**Written problem 1**:
Repeat the passage of the post on hiring a PR firm that opens with the words containing "So, how should" and closes with "tell your story.".

**Document section**:
Wednesday, November 17, 2010
Recently, I came across this great article I think is rather relevant to the non-profit sector. Although it addresses the private sector, the article is relevant as many NPO execs face the challenge of knowing when it's best to hire an outside source or not. take a look at let me know your thoughts:
Ten Signs You’re Ready for a PR Firm
BY DOROTHY CRENSHAW, ON NOVEMBER 16TH, 2010
By Dorothy Crenshaw
It’s been an interesting fall so far for the PR business. At an annual forum hosted by the Council of PR Firms, P&G Chief Marketing Officer Marc Pritchard headlined his keynote by calling PR “the most authentic form of marketing.” He followed up with splashy PR case histories featuring powerhouse P&G brands. A week later, B2B marketing blogger Chris Koch offered a journalist’s perspective. “The era of PR is dead. As in over. Don’t do it anymore,” urges Koch. And he makes some valid points about the shrinking pool of media targets and the inefficiency of the agency model.
So, how should a marketer size up an investment in PR? When, and how, does a public relations ramp-up with an outside firm fit into the mix?
Here are a few signs that additional PR support may be worthy of consideration.
1. You have news. You might think that actually having news means you don’t need to invest in PR or media relations, and that’s possible. But it’s more likely you’ll benefit from a professional approach to the opportunity. A new product launch, rebranding, executive change, acquisition or expansion — those are often situations where you have only one chance to shape earned media coverage and tell your story.

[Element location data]
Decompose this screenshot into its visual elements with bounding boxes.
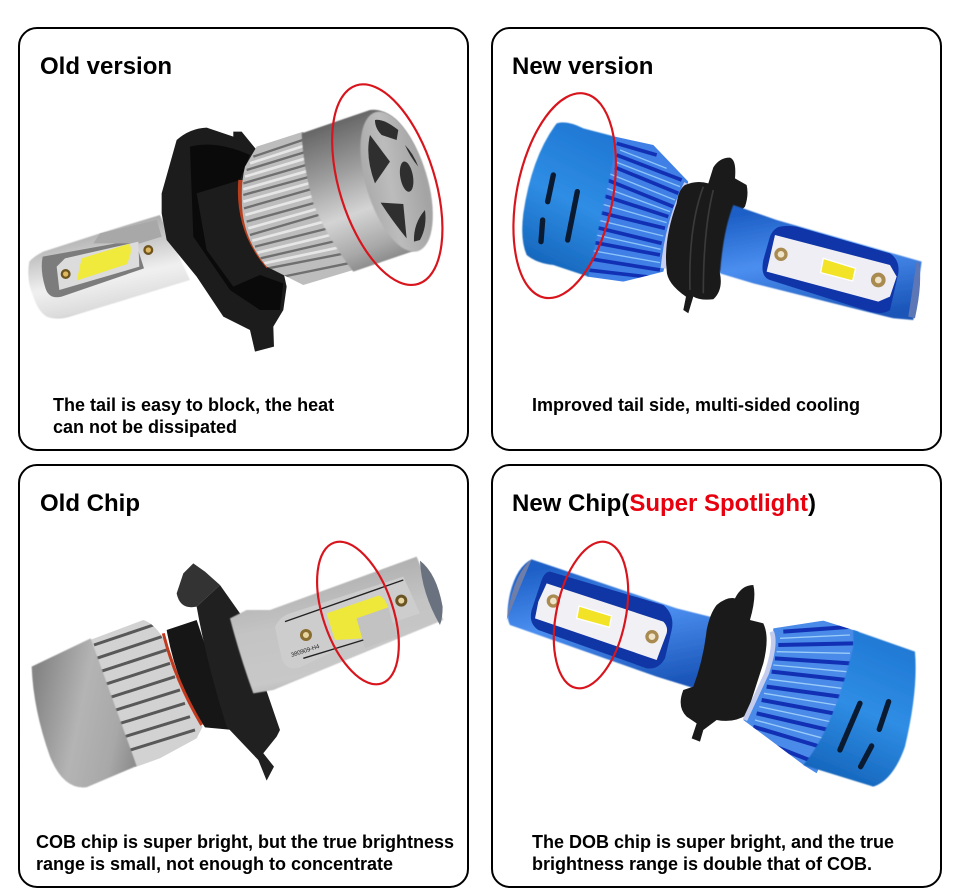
- collar: [681, 585, 767, 742]
- heading: new version: New version: [512, 53, 653, 80]
- tail cap: [302, 110, 429, 272]
- red highlight ellipse: [542, 535, 640, 695]
- caption: can not be dissipated: [53, 417, 237, 437]
- fins: [91, 620, 202, 767]
- illustration: silver bulb with COB chip: [32, 531, 443, 788]
- caption: brightness range is double that of COB.: [532, 854, 872, 874]
- tail slots: [541, 175, 577, 242]
- red highlight ellipse: [311, 71, 464, 298]
- fins: [242, 132, 352, 285]
- panel: old chip: [19, 465, 468, 887]
- panel: new version: [492, 28, 941, 450]
- tail openings: [368, 120, 426, 242]
- fins: [744, 620, 859, 774]
- red ring: [163, 633, 202, 725]
- caption: Improved tail side, multi-sided cooling: [532, 395, 860, 415]
- illustration: silver bulb with blocked tail: [28, 71, 464, 352]
- panel: new chip: [492, 465, 941, 887]
- tail cap: [803, 630, 916, 787]
- caption: The DOB chip is super bright, and the true: [532, 832, 894, 852]
- illustration: blue bulb with DOB chip: [507, 535, 916, 787]
- red highlight ellipse: [301, 531, 415, 695]
- red highlight ellipse: [497, 84, 632, 307]
- caption: [36, 832, 454, 874]
- panel: old version: [19, 28, 468, 450]
- tube: [720, 205, 922, 320]
- collar: [666, 158, 748, 313]
- tail disc: [420, 561, 443, 625]
- tail cap: [522, 122, 615, 277]
- illustration: blue bulb with vented tail: [497, 84, 922, 320]
- LED chip: [327, 596, 388, 640]
- tail cap: [32, 638, 137, 788]
- caption: [532, 832, 894, 874]
- caption: range is small, not enough to concentrate: [36, 854, 393, 874]
- tube: [507, 559, 717, 690]
- heading: new chip super spotlight: New Chip(Super Spotlight): [512, 490, 816, 517]
- tube: [28, 215, 190, 319]
- tail slots: [840, 702, 889, 767]
- caption: COB chip is super bright, but the true brightness: [36, 832, 454, 852]
- LED chip: [577, 606, 612, 627]
- part number: 380909-H4: [290, 644, 321, 659]
- LED chip: [821, 258, 856, 281]
- flange: [162, 128, 287, 352]
- red ring: [240, 180, 268, 267]
- fins: [588, 136, 688, 282]
- heading: old chip: Old Chip: [40, 490, 140, 517]
- heading: old version: Old version: [40, 53, 172, 80]
- caption: The tail is easy to block, the heat: [53, 395, 334, 415]
- LED chip: [77, 244, 131, 281]
- light ring: [663, 183, 687, 268]
- flange and knob: [177, 563, 220, 607]
- caption: [53, 395, 334, 437]
- tube: [230, 557, 443, 693]
- light ring: [745, 632, 773, 720]
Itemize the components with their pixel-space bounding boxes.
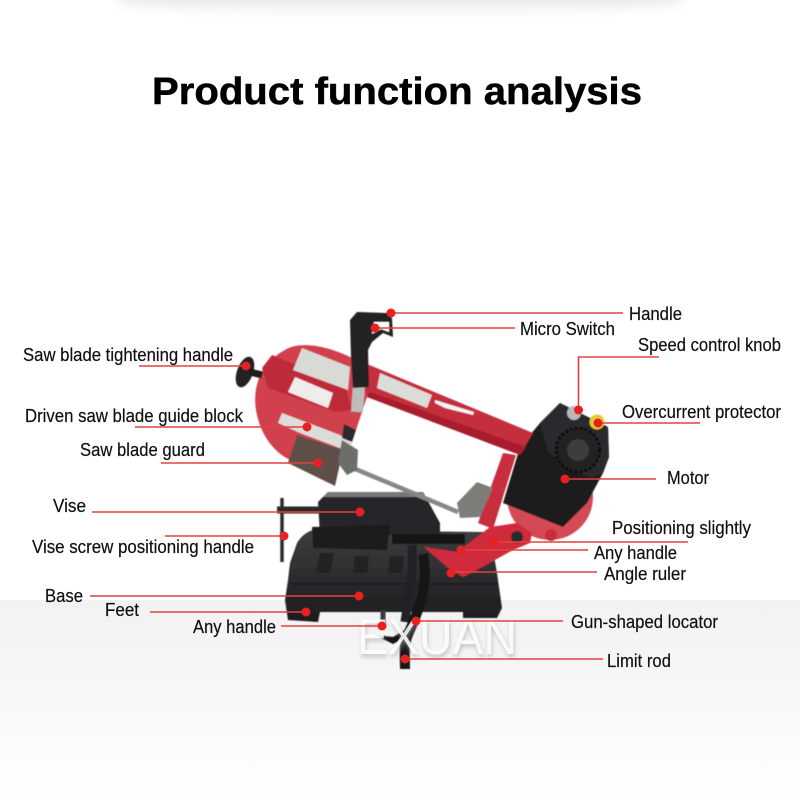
callout: Saw blade guard: Saw blade guard [80, 440, 205, 460]
callout: Overcurrent protector [594, 402, 781, 428]
callout: Speed control knob: Speed control knob [638, 335, 781, 355]
arm grey panel [377, 373, 432, 408]
top shadow [115, 0, 685, 17]
band saw product illustration [232, 312, 609, 669]
blade guard [288, 435, 343, 486]
pivot arm [424, 523, 532, 577]
callout: Angle ruler: Angle ruler [604, 564, 686, 584]
vise moving jaw [312, 525, 390, 550]
callout: Any handle left [193, 617, 386, 637]
housing rim [262, 355, 352, 412]
callout: Base: Base [45, 586, 83, 606]
callout: Vise: Vise [53, 496, 86, 516]
callout: Gun-shaped locator [412, 612, 718, 632]
motor fan hub [567, 439, 589, 461]
callout: Gun-shaped locator: Gun-shaped locator [571, 612, 718, 632]
title: Product function analysis [152, 71, 642, 113]
guide block [278, 413, 353, 450]
wheel housing [255, 345, 367, 462]
callout: Overcurrent protector: Overcurrent protector [622, 402, 781, 422]
callout: Motor: Motor [667, 468, 709, 488]
vise clamp [392, 534, 465, 544]
callout: Limit rod: Limit rod [607, 651, 671, 671]
callout: Driven saw blade guide block: Driven saw blade guide block [25, 406, 244, 426]
tightening knob [232, 354, 258, 390]
foot block [380, 610, 386, 627]
right blade guide [457, 482, 493, 518]
callout: Vise screw positioning handle: Vise screw positioning handle [32, 537, 254, 557]
blade [353, 468, 458, 512]
direction arrow [435, 400, 474, 415]
callout: Handle: Handle [629, 304, 682, 324]
watermark: EXUAN [357, 609, 517, 665]
upper arm [350, 357, 533, 455]
callout: Any handle right [456, 543, 677, 563]
motor cap [540, 403, 609, 478]
callout: Positioning slightly [490, 518, 751, 546]
callout: Saw blade guard [80, 440, 322, 468]
callout: Angle ruler [446, 564, 686, 584]
column [478, 453, 516, 529]
red disc behind motor [507, 454, 593, 540]
callout: Micro Switch: Micro Switch [520, 319, 615, 339]
callout: Speed control knob [574, 335, 781, 414]
callout: Base [45, 586, 364, 606]
callout: Motor [560, 468, 709, 488]
housing grey panel [293, 348, 350, 390]
lower handle [375, 628, 412, 644]
pivot bolt [511, 531, 523, 543]
vise rear jaw highlight [323, 492, 426, 497]
base slots [316, 553, 404, 573]
knob stem [250, 372, 262, 375]
locator rear [405, 545, 412, 622]
motor [503, 403, 609, 527]
handle hole [372, 322, 389, 334]
base [285, 530, 502, 622]
callout: Any handle left: Any handle [193, 617, 276, 637]
guide bolt [342, 424, 356, 442]
bottom grey band [0, 600, 800, 800]
positioning button [545, 529, 557, 541]
callout: Handle [386, 304, 682, 324]
handle tube [357, 385, 359, 412]
motor fan [556, 428, 600, 472]
callout: Saw blade tightening handle: Saw blade tightening handle [23, 345, 233, 365]
callout: Limit rod [400, 651, 671, 671]
left blade guide [338, 440, 358, 475]
vise screw bar [277, 506, 320, 514]
housing white label [288, 377, 333, 408]
handle grip [350, 312, 393, 388]
callout: Vise [53, 496, 364, 516]
callout: Driven saw blade guide block [25, 406, 312, 432]
speed knob [567, 406, 581, 420]
callout: Positioning slightly: Positioning slightly [612, 518, 751, 538]
callout: Feet: Feet [105, 600, 139, 620]
base lip [290, 583, 497, 585]
vise rear jaw [318, 492, 440, 535]
callout: Micro Switch [370, 319, 615, 339]
limit rod [405, 554, 425, 669]
callout: Any handle right: Any handle [594, 543, 677, 563]
callout: Feet [105, 600, 310, 620]
arm shading [367, 392, 526, 455]
protector button [590, 414, 604, 430]
vise screw [280, 498, 284, 562]
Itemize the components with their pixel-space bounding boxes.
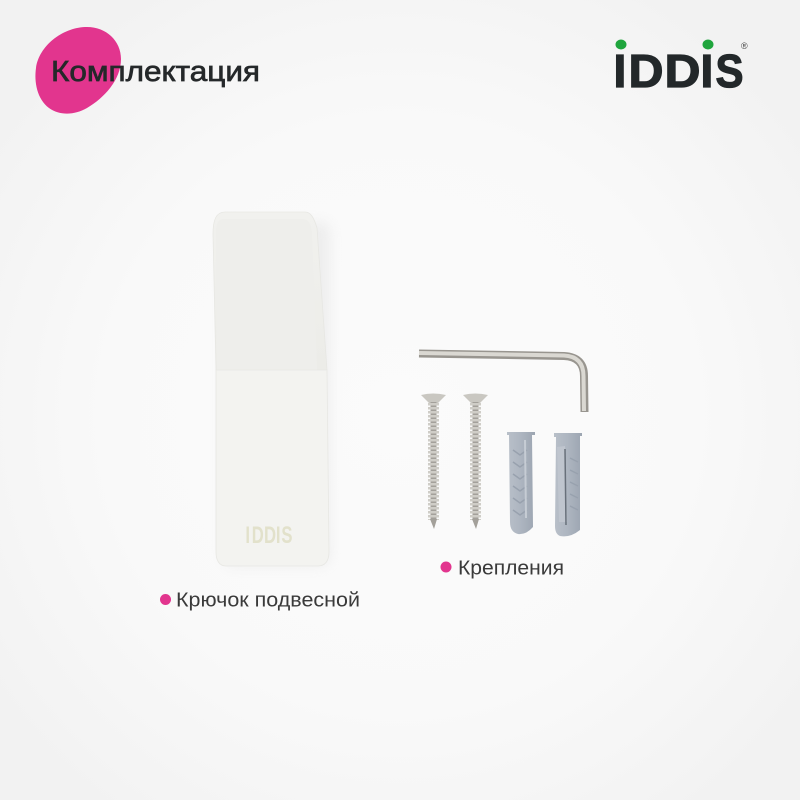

**Written problem 2**:
In the rows, revise the part that opens with the line containing "callout: Saw blade guard: Saw" and closes with the line containing "band saw product" by changing "illustration" to "drawing", with all else unchanged. Give only those lines.

**Task solution 1**:
So, how should a marketer size up an investment in PR? When, and how, does a public relations ramp-up with an outside firm fit into the mix?
Here are a few signs that additional PR support may be worthy of consideration.
1. You have news. You might think that actually having news means you don’t need to invest in PR or media relations, and that’s possible. But it’s more likely you’ll benefit from a professional approach to the opportunity. A new product launch, rebranding, executive change, acquisition or expansion — those are often situations where you have only one chance to shape earned media coverage and tell your story.

**Task solution 2**:
callout: Saw blade guard: Saw blade guard [80, 440, 205, 460]
callout: Overcurrent protector [594, 402, 781, 428]
callout: Speed control knob: Speed control knob [638, 335, 781, 355]
arm grey panel [377, 373, 432, 408]
top shadow [115, 0, 685, 17]
band saw product drawing [232, 312, 609, 669]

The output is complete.